EXERCISE BRIEF →
Wherever the word "ylabel" appears in a line, copy that line.

[Entries taken from a collection]
■ ■ ■ ■

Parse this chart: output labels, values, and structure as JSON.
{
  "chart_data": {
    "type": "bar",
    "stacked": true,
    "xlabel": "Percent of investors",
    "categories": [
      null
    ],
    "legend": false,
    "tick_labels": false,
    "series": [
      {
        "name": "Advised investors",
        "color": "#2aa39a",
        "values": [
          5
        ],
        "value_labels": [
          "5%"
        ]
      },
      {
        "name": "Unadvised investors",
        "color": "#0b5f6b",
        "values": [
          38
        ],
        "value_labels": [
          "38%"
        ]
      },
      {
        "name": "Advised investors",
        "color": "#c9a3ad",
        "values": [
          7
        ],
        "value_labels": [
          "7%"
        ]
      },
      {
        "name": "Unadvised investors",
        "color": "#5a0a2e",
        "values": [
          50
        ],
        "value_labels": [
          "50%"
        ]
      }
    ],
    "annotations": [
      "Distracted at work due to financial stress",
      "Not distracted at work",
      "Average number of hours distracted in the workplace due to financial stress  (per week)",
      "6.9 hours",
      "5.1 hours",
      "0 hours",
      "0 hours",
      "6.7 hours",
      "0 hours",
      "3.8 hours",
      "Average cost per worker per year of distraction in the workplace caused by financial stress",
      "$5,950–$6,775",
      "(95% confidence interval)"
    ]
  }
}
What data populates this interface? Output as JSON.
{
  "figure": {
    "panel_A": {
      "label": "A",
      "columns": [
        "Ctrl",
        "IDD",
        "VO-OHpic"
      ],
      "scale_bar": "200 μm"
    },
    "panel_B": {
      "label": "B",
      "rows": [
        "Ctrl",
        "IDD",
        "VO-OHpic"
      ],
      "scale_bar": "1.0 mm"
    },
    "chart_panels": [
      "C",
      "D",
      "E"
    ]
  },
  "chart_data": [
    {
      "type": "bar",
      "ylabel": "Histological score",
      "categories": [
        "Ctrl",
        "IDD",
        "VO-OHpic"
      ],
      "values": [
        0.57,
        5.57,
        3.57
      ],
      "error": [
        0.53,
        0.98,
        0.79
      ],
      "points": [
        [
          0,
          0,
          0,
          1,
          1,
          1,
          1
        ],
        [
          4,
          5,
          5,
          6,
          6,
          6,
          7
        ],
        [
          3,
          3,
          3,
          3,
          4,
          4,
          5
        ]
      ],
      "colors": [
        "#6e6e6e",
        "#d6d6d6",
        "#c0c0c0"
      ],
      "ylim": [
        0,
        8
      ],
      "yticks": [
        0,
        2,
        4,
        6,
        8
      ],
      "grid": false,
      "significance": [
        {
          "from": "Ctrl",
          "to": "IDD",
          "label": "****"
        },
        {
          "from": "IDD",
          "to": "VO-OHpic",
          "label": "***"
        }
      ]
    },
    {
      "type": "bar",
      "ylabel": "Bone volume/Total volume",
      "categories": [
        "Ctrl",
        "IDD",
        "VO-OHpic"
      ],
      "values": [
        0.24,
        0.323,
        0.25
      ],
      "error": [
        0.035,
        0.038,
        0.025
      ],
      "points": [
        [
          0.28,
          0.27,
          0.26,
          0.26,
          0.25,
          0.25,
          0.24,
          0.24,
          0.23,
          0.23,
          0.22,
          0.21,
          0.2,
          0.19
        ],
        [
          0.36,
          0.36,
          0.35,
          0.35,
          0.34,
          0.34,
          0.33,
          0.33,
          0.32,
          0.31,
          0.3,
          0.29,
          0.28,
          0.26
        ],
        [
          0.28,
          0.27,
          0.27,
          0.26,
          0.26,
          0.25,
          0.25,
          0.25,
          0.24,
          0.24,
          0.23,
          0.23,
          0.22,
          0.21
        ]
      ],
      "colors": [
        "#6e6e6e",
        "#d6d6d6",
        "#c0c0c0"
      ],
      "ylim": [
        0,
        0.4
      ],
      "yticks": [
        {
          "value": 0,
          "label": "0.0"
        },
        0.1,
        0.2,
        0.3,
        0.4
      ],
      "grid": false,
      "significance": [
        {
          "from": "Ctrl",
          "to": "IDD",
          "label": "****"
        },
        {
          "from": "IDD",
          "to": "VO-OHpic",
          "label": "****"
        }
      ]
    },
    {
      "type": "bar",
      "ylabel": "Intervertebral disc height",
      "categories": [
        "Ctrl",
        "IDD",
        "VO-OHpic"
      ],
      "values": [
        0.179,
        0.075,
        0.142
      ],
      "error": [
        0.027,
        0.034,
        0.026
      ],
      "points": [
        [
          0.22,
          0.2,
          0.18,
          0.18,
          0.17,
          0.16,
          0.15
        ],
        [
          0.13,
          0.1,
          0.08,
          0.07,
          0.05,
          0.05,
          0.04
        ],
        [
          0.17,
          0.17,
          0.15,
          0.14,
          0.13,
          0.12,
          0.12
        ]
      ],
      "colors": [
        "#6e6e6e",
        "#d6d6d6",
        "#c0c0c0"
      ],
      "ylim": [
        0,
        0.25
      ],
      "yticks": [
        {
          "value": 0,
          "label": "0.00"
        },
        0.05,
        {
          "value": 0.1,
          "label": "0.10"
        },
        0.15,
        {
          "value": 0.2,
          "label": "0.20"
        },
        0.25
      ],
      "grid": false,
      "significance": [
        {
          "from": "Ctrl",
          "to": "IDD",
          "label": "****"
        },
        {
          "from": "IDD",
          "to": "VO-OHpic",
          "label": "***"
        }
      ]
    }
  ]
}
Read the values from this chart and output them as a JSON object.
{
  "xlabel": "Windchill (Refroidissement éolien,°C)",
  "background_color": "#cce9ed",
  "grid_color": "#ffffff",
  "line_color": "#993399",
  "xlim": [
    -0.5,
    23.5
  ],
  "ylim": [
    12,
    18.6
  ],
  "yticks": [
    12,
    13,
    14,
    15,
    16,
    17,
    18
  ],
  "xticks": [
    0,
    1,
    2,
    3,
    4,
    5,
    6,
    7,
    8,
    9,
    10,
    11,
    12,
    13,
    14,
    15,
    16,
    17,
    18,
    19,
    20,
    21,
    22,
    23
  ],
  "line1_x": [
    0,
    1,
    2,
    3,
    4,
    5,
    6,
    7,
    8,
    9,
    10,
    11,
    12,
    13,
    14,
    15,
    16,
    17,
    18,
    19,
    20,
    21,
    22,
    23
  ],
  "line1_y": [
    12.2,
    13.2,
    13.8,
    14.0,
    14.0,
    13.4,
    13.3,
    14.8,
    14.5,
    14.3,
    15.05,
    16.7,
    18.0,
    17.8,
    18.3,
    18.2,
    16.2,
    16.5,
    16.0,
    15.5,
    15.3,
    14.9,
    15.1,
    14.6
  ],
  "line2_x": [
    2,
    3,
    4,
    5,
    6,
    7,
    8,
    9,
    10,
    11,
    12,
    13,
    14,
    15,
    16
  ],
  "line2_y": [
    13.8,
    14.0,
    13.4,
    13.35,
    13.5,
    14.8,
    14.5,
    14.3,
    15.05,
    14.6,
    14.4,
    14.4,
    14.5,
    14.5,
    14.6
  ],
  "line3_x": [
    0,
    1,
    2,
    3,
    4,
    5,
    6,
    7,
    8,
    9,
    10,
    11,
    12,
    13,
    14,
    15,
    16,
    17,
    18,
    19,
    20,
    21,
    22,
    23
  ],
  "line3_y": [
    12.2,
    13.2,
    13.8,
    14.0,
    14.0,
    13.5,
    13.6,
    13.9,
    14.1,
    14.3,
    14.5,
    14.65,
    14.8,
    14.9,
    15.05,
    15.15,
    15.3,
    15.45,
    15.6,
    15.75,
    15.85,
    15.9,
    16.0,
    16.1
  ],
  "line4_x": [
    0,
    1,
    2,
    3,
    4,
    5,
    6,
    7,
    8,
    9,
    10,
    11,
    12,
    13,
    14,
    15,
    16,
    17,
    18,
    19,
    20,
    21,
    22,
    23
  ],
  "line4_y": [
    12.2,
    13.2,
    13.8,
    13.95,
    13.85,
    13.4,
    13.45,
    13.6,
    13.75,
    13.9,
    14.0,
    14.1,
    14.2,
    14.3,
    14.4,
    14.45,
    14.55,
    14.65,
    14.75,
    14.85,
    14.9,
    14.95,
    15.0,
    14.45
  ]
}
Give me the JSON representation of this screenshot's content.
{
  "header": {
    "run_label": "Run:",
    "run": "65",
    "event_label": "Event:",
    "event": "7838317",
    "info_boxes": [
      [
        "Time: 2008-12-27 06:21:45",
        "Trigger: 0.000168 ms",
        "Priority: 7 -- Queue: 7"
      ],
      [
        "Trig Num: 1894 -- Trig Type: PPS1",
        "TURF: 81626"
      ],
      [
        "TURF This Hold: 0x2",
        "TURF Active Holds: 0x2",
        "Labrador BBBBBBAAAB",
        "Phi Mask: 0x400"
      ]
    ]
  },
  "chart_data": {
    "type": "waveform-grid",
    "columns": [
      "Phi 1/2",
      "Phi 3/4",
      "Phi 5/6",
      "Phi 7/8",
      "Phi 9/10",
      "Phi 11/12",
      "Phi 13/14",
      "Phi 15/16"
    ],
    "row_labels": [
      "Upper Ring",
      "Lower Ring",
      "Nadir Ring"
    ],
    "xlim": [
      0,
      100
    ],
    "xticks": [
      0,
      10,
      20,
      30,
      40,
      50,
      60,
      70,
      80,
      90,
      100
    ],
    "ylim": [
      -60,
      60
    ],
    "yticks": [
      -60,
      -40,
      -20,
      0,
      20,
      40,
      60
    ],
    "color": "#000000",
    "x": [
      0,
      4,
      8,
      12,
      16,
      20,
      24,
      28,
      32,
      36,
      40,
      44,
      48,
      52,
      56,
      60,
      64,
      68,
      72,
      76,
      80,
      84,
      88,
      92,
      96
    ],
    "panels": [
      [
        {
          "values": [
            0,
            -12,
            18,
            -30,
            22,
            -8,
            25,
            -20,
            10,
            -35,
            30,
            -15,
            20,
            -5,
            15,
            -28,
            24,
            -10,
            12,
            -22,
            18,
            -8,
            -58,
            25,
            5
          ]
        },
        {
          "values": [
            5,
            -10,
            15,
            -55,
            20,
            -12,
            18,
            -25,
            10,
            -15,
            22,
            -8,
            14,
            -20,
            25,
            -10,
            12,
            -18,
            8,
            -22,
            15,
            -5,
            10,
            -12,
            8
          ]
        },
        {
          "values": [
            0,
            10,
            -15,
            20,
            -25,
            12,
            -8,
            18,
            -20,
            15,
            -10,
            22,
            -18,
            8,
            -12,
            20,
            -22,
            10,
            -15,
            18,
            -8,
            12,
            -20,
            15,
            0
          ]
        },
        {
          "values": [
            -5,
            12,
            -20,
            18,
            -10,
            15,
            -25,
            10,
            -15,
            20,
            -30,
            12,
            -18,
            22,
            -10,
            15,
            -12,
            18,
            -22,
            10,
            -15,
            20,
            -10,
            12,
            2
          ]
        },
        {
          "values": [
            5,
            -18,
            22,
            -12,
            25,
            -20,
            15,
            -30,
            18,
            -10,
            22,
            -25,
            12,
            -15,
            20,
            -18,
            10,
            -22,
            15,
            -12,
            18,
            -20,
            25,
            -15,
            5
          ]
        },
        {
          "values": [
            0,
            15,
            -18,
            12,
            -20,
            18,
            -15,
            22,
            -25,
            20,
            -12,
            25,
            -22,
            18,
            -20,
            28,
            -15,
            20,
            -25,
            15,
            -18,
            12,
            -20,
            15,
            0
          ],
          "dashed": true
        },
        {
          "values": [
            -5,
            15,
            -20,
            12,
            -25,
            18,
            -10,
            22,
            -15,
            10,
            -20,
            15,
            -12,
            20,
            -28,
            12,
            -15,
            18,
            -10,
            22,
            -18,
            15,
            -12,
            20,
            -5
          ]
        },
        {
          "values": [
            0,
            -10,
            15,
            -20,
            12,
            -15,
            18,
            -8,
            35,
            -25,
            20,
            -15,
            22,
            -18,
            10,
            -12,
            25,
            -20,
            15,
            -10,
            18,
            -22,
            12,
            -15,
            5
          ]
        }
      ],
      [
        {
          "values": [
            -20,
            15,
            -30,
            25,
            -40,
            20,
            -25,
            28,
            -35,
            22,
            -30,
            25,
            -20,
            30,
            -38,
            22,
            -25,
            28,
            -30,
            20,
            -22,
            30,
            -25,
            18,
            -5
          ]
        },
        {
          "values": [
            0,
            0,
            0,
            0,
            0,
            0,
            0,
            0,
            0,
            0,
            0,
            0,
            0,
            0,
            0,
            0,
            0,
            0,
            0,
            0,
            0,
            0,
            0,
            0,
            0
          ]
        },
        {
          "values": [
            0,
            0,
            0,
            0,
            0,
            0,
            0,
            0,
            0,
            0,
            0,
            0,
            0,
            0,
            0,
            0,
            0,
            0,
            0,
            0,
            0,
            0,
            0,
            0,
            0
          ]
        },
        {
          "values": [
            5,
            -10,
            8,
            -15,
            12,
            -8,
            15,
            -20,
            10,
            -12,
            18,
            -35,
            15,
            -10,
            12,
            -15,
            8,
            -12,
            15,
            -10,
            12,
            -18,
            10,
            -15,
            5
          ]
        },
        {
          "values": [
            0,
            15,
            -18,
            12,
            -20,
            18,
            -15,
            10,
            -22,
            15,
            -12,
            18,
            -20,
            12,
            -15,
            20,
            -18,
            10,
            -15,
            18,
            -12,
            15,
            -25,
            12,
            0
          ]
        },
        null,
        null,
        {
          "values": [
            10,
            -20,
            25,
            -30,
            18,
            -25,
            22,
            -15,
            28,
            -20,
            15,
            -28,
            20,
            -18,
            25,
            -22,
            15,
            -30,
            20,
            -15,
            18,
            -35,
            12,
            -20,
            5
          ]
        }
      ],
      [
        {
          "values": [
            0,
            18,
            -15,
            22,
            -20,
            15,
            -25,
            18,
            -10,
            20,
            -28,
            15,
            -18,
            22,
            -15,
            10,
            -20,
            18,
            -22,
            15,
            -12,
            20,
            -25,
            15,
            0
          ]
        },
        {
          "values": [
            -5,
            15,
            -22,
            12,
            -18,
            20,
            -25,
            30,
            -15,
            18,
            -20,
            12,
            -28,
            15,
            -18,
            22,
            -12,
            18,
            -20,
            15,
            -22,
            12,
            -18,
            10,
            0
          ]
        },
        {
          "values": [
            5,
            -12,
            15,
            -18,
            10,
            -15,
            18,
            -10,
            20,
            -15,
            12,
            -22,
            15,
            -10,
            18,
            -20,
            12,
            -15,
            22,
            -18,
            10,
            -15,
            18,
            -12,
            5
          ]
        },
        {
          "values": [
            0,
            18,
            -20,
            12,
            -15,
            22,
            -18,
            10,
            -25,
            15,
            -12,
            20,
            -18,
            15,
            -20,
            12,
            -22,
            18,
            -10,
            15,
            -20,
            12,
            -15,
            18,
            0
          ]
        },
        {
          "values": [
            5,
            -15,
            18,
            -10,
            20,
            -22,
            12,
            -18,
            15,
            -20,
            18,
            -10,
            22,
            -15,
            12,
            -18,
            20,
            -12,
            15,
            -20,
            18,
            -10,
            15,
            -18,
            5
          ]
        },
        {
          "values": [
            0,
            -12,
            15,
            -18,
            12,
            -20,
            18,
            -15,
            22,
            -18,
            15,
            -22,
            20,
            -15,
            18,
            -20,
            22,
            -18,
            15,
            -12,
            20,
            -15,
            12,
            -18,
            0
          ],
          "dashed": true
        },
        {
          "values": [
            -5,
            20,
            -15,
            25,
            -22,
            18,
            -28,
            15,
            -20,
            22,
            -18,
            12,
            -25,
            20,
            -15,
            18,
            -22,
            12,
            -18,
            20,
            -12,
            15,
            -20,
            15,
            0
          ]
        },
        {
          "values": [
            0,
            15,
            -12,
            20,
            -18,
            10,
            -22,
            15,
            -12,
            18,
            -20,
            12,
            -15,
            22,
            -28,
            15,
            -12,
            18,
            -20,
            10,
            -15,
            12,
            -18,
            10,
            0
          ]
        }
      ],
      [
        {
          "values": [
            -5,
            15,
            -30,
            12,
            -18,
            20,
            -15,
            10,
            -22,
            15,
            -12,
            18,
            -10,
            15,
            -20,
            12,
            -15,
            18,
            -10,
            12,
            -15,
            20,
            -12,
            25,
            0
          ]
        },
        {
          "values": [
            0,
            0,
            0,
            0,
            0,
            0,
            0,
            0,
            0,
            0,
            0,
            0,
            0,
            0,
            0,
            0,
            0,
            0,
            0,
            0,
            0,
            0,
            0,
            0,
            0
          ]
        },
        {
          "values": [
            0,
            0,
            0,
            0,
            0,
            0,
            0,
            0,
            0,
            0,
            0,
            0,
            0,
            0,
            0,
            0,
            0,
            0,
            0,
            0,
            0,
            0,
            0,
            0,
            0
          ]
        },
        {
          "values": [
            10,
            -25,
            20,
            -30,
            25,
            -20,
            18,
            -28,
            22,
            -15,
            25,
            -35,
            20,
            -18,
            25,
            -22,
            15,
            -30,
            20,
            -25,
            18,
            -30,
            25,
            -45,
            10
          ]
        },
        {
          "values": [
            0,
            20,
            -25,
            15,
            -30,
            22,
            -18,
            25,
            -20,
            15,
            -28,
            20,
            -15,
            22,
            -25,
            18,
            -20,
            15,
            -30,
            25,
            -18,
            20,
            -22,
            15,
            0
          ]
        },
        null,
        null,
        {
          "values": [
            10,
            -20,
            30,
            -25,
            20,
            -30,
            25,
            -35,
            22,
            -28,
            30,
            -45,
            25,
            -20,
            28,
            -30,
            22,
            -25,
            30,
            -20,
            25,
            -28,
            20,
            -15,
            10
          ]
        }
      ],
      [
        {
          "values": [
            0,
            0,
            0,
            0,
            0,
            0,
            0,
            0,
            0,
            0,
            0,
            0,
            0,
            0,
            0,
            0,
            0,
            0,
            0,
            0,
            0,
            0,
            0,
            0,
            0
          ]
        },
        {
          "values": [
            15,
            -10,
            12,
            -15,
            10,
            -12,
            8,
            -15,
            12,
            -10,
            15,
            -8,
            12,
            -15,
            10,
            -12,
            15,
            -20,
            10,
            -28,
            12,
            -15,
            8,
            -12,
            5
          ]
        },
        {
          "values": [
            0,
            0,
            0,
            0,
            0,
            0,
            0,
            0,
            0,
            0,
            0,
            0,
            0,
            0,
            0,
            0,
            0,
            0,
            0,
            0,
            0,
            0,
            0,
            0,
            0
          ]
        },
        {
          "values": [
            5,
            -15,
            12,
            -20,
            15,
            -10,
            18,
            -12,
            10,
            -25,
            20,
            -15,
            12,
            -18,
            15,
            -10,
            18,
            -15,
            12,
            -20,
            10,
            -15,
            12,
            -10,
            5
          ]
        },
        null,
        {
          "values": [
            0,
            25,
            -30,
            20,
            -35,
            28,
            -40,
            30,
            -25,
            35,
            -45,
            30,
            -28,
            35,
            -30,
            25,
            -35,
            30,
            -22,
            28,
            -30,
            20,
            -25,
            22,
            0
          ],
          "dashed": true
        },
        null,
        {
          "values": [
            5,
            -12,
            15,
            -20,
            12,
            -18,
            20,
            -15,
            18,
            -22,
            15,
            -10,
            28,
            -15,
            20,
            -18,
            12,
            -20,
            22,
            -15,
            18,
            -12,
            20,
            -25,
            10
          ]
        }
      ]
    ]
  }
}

■ ■ ■ ■

OUTPUT BELOW →
      "ylabel": "Histological score",
      "ylabel": "Bone volume/Total volume",
      "ylabel": "Intervertebral disc height",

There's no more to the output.